Neem de regels van de gegevens hieronder woord voor woord over. Begin bij de eerste regel en stop na de regel met "mode.: The camera".

──────── Gegeven informatie ────────

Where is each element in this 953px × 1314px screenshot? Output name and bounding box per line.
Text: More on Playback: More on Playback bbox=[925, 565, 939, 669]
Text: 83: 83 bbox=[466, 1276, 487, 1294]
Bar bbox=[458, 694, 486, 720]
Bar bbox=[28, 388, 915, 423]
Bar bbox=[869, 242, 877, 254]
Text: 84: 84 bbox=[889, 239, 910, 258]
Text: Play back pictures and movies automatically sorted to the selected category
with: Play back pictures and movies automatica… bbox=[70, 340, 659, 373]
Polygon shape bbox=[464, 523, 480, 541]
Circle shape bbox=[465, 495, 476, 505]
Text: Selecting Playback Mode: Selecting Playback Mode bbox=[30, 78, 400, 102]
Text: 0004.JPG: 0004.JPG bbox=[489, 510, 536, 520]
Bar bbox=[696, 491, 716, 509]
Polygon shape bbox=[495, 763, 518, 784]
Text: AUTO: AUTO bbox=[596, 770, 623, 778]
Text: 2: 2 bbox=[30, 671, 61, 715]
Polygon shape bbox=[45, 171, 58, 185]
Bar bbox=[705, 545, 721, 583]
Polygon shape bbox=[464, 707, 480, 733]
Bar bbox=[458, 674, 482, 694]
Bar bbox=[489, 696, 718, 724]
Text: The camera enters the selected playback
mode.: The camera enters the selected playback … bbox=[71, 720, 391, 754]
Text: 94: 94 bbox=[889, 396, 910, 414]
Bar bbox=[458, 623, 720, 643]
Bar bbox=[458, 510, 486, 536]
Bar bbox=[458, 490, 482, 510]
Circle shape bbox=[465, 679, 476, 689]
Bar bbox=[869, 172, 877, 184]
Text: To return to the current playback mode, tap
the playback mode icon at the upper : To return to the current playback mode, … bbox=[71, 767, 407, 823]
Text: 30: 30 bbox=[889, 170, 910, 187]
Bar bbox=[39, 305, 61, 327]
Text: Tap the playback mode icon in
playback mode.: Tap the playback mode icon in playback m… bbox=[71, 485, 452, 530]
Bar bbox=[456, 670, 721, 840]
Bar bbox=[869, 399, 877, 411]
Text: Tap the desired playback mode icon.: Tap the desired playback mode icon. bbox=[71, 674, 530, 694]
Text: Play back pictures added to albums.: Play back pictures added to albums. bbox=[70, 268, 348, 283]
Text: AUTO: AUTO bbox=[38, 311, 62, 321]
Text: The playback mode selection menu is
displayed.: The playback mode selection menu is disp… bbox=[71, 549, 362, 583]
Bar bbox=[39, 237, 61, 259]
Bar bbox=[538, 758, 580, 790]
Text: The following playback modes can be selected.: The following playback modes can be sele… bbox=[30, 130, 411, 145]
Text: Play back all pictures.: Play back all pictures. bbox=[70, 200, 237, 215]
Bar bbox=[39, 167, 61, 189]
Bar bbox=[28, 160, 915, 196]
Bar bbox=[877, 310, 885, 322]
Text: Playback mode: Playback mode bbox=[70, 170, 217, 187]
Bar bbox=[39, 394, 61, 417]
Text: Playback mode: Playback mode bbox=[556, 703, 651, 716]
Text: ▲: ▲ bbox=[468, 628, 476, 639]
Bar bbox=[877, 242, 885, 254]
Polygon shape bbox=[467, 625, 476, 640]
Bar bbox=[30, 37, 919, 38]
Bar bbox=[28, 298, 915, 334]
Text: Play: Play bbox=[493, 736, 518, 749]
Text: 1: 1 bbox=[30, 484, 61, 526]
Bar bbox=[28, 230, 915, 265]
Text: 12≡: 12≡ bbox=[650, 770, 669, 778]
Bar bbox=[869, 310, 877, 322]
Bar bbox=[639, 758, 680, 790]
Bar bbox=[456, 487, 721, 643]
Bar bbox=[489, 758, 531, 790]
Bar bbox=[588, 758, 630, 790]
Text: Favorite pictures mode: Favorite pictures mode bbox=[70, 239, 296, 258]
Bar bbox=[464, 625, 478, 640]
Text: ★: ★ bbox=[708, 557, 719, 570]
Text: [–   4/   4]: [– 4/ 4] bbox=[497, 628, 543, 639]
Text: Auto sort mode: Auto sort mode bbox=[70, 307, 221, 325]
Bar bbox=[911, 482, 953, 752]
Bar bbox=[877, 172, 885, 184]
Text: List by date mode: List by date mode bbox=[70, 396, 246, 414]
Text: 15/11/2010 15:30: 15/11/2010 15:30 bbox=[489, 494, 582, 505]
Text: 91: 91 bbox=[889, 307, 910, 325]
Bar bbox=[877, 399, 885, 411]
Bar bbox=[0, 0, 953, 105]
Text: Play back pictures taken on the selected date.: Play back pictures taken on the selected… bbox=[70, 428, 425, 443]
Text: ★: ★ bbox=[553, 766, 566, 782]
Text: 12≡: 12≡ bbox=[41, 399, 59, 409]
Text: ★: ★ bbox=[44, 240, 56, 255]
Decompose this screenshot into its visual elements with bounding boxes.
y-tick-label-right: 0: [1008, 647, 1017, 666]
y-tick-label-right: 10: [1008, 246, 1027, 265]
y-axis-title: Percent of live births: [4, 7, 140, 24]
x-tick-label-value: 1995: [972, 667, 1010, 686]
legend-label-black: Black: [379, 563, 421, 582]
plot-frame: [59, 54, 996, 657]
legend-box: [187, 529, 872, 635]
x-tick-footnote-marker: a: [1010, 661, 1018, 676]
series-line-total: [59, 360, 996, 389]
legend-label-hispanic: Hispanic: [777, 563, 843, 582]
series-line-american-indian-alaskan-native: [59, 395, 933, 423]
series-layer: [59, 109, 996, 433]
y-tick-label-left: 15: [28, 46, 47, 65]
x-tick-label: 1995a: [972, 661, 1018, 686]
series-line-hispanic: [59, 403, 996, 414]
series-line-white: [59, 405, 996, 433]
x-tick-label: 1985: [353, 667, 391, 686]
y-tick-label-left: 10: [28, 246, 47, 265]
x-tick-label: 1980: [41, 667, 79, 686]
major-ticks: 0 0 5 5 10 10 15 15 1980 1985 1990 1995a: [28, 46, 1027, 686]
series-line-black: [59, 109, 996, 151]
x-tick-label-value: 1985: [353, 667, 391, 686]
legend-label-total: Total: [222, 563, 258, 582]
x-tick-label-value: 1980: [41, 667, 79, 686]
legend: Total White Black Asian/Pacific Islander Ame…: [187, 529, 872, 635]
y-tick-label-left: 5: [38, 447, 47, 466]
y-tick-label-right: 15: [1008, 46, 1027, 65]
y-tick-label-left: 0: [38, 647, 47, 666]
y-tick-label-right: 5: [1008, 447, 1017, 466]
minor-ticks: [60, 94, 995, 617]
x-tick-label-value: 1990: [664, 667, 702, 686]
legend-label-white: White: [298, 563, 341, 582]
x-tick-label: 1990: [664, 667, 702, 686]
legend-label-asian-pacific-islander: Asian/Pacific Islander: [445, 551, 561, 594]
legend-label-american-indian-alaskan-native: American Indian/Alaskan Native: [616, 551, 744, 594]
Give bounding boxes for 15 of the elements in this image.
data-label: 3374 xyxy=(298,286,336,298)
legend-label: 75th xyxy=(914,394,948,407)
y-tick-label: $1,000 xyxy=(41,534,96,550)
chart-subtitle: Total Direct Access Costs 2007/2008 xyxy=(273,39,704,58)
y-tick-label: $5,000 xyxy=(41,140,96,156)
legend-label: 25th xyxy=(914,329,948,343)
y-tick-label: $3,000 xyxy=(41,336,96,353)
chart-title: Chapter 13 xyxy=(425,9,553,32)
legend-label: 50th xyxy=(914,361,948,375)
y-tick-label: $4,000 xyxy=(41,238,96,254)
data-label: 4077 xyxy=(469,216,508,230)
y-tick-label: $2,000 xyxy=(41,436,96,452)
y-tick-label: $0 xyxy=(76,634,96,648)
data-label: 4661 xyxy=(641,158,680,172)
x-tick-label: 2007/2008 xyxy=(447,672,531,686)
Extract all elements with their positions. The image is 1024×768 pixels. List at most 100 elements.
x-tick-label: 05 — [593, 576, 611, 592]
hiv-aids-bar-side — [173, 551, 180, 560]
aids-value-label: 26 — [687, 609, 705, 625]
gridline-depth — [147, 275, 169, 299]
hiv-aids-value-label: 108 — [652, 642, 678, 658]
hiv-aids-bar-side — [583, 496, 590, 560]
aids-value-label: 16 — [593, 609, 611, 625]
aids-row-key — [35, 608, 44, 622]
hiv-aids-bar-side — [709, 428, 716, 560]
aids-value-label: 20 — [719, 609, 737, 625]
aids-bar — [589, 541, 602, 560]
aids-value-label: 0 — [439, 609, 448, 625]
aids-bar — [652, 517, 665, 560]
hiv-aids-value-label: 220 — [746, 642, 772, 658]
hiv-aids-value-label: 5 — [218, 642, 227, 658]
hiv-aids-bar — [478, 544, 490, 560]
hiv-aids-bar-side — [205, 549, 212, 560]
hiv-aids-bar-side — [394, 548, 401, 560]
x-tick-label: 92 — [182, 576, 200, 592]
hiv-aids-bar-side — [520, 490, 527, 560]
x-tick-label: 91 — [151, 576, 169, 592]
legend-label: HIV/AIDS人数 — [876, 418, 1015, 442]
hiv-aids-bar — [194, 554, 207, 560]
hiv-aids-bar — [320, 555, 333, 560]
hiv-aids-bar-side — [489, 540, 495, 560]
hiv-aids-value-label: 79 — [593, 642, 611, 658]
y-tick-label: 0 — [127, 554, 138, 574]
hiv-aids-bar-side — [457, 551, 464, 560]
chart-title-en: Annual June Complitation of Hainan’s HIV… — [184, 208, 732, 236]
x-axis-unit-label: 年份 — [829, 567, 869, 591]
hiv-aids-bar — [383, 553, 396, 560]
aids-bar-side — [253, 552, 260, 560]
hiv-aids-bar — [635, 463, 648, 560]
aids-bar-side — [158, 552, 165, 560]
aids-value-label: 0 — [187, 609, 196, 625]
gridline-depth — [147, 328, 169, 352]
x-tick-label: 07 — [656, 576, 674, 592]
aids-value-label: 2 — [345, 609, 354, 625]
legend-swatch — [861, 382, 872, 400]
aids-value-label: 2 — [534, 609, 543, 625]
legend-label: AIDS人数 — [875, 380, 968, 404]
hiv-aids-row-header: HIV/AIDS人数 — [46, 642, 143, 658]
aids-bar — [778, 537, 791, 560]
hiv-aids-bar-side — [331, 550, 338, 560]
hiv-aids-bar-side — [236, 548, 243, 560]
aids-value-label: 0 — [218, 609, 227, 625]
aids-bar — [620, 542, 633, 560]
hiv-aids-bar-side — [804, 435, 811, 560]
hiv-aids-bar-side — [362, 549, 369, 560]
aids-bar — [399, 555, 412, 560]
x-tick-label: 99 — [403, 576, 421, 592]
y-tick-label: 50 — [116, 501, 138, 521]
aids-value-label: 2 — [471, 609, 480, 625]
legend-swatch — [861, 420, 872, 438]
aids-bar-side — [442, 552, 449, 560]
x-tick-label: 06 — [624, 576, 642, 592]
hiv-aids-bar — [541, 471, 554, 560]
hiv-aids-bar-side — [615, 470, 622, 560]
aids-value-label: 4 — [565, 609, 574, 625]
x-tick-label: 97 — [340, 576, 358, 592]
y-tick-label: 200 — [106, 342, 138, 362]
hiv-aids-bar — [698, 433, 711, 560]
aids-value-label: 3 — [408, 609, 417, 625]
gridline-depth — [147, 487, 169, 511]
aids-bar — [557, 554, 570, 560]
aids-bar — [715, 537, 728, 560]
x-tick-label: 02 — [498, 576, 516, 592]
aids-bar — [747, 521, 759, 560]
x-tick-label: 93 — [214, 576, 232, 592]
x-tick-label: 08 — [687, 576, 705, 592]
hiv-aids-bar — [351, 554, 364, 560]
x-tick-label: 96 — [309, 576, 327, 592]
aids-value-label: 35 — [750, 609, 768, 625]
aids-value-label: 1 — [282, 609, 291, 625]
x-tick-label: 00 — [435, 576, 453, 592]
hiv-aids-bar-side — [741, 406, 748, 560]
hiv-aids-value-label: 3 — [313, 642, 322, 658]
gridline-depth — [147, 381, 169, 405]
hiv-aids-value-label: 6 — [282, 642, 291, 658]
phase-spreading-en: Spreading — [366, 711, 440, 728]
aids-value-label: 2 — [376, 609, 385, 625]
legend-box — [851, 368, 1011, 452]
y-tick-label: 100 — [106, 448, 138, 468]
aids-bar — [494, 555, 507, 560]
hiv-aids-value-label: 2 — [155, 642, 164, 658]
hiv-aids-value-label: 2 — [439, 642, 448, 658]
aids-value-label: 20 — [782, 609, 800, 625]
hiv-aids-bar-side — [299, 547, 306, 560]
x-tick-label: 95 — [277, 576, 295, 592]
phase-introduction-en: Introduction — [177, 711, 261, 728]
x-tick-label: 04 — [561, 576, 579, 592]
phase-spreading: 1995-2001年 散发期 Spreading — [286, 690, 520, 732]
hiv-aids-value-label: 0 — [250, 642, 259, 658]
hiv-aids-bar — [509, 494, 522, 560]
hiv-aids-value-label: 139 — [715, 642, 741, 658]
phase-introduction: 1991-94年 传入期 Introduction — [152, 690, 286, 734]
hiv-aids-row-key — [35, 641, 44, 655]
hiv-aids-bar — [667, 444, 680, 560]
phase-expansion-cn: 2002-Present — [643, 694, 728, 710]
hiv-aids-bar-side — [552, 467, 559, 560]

────────

● **Verwacht antwoord**
Where is each element in this 953px × 1314px screenshot? Output name and bounding box per line.
Text: More on Playback: More on Playback bbox=[925, 565, 939, 669]
Text: 83: 83 bbox=[466, 1276, 487, 1294]
Bar bbox=[458, 694, 486, 720]
Bar bbox=[28, 388, 915, 423]
Bar bbox=[869, 242, 877, 254]
Text: 84: 84 bbox=[889, 239, 910, 258]
Text: Play back pictures and movies automatically sorted to the selected category
with: Play back pictures and movies automatica… bbox=[70, 340, 659, 373]
Polygon shape bbox=[464, 523, 480, 541]
Circle shape bbox=[465, 495, 476, 505]
Text: Selecting Playback Mode: Selecting Playback Mode bbox=[30, 78, 400, 102]
Text: 0004.JPG: 0004.JPG bbox=[489, 510, 536, 520]
Bar bbox=[696, 491, 716, 509]
Polygon shape bbox=[495, 763, 518, 784]
Text: AUTO: AUTO bbox=[596, 770, 623, 778]
Text: 2: 2 bbox=[30, 671, 61, 715]
Polygon shape bbox=[45, 171, 58, 185]
Bar bbox=[705, 545, 721, 583]
Polygon shape bbox=[464, 707, 480, 733]
Bar bbox=[458, 674, 482, 694]
Bar bbox=[489, 696, 718, 724]
Text: The camera enters the selected playback
mode.: The camera enters the selected playback … bbox=[71, 720, 391, 754]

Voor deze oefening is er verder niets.